All of the data should be output character for character, except the pictures.

>> Begin Data extract

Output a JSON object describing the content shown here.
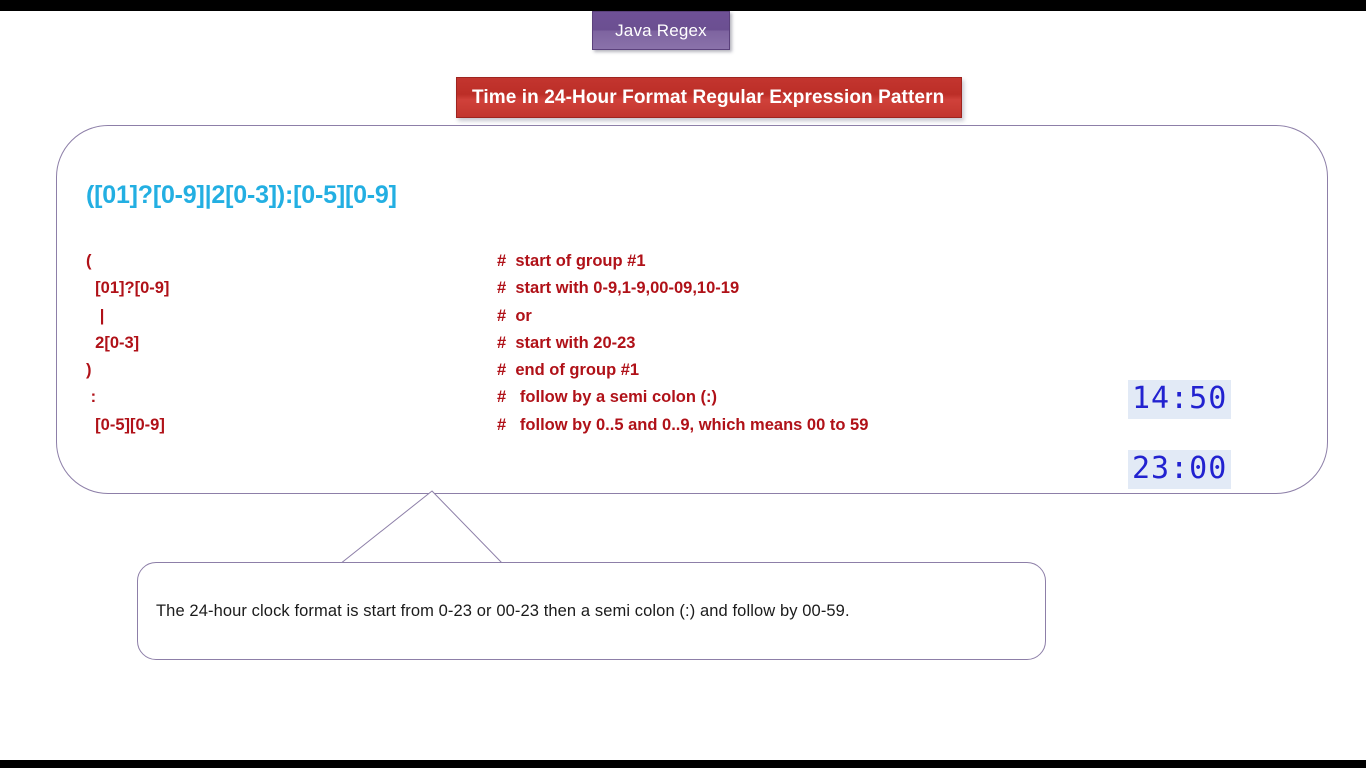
{
  "header": {
    "chip_label": "Java Regex",
    "banner_title": "Time in 24-Hour Format Regular Expression Pattern"
  },
  "panel": {
    "regex_pattern": "([01]?[0-9]|2[0-3]):[0-5][0-9]",
    "breakdown": [
      {
        "token": "(",
        "comment": "#  start of group #1"
      },
      {
        "token": "  [01]?[0-9]",
        "comment": "#  start with 0-9,1-9,00-09,10-19"
      },
      {
        "token": "   |",
        "comment": "#  or"
      },
      {
        "token": "  2[0-3]",
        "comment": "#  start with 20-23"
      },
      {
        "token": ")",
        "comment": "#  end of group #1"
      },
      {
        "token": " :",
        "comment": "#   follow by a semi colon (:)"
      },
      {
        "token": "  [0-5][0-9]",
        "comment": "#   follow by 0..5 and 0..9, which means 00 to 59"
      }
    ],
    "samples": [
      "14:50",
      "23:00"
    ]
  },
  "callout": {
    "text": "The 24-hour clock format is start from 0-23 or 00-23 then a semi colon (:) and follow by 00-59."
  },
  "colors": {
    "chip_purple": "#6b4f91",
    "banner_red": "#bc2e27",
    "regex_cyan": "#23afe2",
    "breakdown_red": "#b01118",
    "sample_blue": "#2222d0",
    "sample_highlight": "#e2eaf6",
    "outline_purple": "#8d7fa8",
    "letterbox_black": "#000000"
  }
}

>> End Data extract

Correct output =
Output a JSON object describing the content shown here.
{
  "header": {
    "chip_label": "Java Regex",
    "banner_title": "Time in 24-Hour Format Regular Expression Pattern"
  },
  "panel": {
    "regex_pattern": "([01]?[0-9]|2[0-3]):[0-5][0-9]",
    "breakdown": [
      {
        "token": "(",
        "comment": "#  start of group #1"
      },
      {
        "token": "  [01]?[0-9]",
        "comment": "#  start with 0-9,1-9,00-09,10-19"
      },
      {
        "token": "   |",
        "comment": "#  or"
      },
      {
        "token": "  2[0-3]",
        "comment": "#  start with 20-23"
      },
      {
        "token": ")",
        "comment": "#  end of group #1"
      },
      {
        "token": " :",
        "comment": "#   follow by a semi colon (:)"
      },
      {
        "token": "  [0-5][0-9]",
        "comment": "#   follow by 0..5 and 0..9, which means 00 to 59"
      }
    ],
    "samples": [
      "14:50",
      "23:00"
    ]
  },
  "callout": {
    "text": "The 24-hour clock format is start from 0-23 or 00-23 then a semi colon (:) and follow by 00-59."
  },
  "colors": {
    "chip_purple": "#6b4f91",
    "banner_red": "#bc2e27",
    "regex_cyan": "#23afe2",
    "breakdown_red": "#b01118",
    "sample_blue": "#2222d0",
    "sample_highlight": "#e2eaf6",
    "outline_purple": "#8d7fa8",
    "letterbox_black": "#000000"
  }
}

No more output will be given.